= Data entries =
□ □ □
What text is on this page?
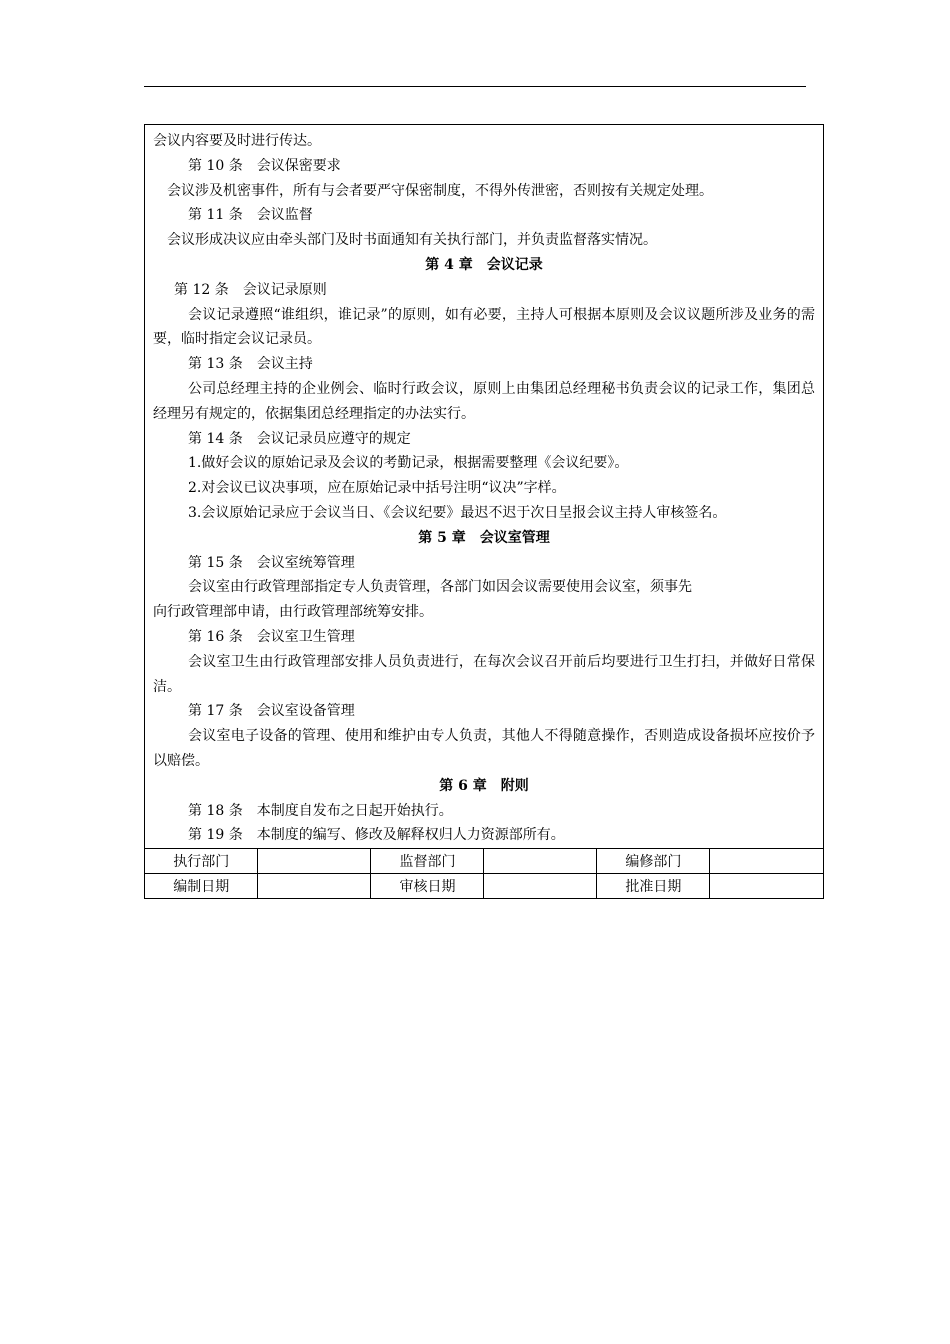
会议内容要及时进行传达。

第 10 条　会议保密要求

会议涉及机密事件，所有与会者要严守保密制度，不得外传泄密，否则按有关规定处理。

第 11 条　会议监督

会议形成决议应由牵头部门及时书面通知有关执行部门，并负责监督落实情况。

第 4 章　会议记录

第 12 条　会议记录原则

会议记录遵照“谁组织，谁记录”的原则，如有必要，主持人可根据本原则及会议议题所涉及业务的需要，临时指定会议记录员。

第 13 条　会议主持

公司总经理主持的企业例会、临时行政会议，原则上由集团总经理秘书负责会议的记录工作，集团总经理另有规定的，依据集团总经理指定的办法实行。

第 14 条　会议记录员应遵守的规定

1.做好会议的原始记录及会议的考勤记录，根据需要整理《会议纪要》。

2.对会议已议决事项，应在原始记录中括号注明“议决”字样。

3.会议原始记录应于会议当日、《会议纪要》最迟不迟于次日呈报会议主持人审核签名。

第 5 章　会议室管理

第 15 条　会议室统筹管理

会议室由行政管理部指定专人负责管理，各部门如因会议需要使用会议室，须事先

向行政管理部申请，由行政管理部统筹安排。

第 16 条　会议室卫生管理

会议室卫生由行政管理部安排人员负责进行，在每次会议召开前后均要进行卫生打扫，并做好日常保洁。

第 17 条　会议室设备管理

会议室电子设备的管理、使用和维护由专人负责，其他人不得随意操作，否则造成设备损坏应按价予以赔偿。

第 6 章　附则

第 18 条　本制度自发布之日起开始执行。

第 19 条　本制度的编写、修改及解释权归人力资源部所有。

执行部门		监督部门		编修部门	
编制日期		审核日期		批准日期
□ □ □
= TASK DIRECTIONS =
Write out all the entries exactly, except for the pictures.

= FULL SOLUTION =
What text is on this page?
会议内容要及时进行传达。

第 10 条　会议保密要求

会议涉及机密事件，所有与会者要严守保密制度，不得外传泄密，否则按有关规定处理。

第 11 条　会议监督

会议形成决议应由牵头部门及时书面通知有关执行部门，并负责监督落实情况。

第 4 章　会议记录

第 12 条　会议记录原则

会议记录遵照“谁组织，谁记录”的原则，如有必要，主持人可根据本原则及会议议题所涉及业务的需要，临时指定会议记录员。

第 13 条　会议主持

公司总经理主持的企业例会、临时行政会议，原则上由集团总经理秘书负责会议的记录工作，集团总经理另有规定的，依据集团总经理指定的办法实行。

第 14 条　会议记录员应遵守的规定

1.做好会议的原始记录及会议的考勤记录，根据需要整理《会议纪要》。

2.对会议已议决事项，应在原始记录中括号注明“议决”字样。

3.会议原始记录应于会议当日、《会议纪要》最迟不迟于次日呈报会议主持人审核签名。

第 5 章　会议室管理

第 15 条　会议室统筹管理

会议室由行政管理部指定专人负责管理，各部门如因会议需要使用会议室，须事先

向行政管理部申请，由行政管理部统筹安排。

第 16 条　会议室卫生管理

会议室卫生由行政管理部安排人员负责进行，在每次会议召开前后均要进行卫生打扫，并做好日常保洁。

第 17 条　会议室设备管理

会议室电子设备的管理、使用和维护由专人负责，其他人不得随意操作，否则造成设备损坏应按价予以赔偿。

第 6 章　附则

第 18 条　本制度自发布之日起开始执行。

第 19 条　本制度的编写、修改及解释权归人力资源部所有。

执行部门		监督部门		编修部门	
编制日期		审核日期		批准日期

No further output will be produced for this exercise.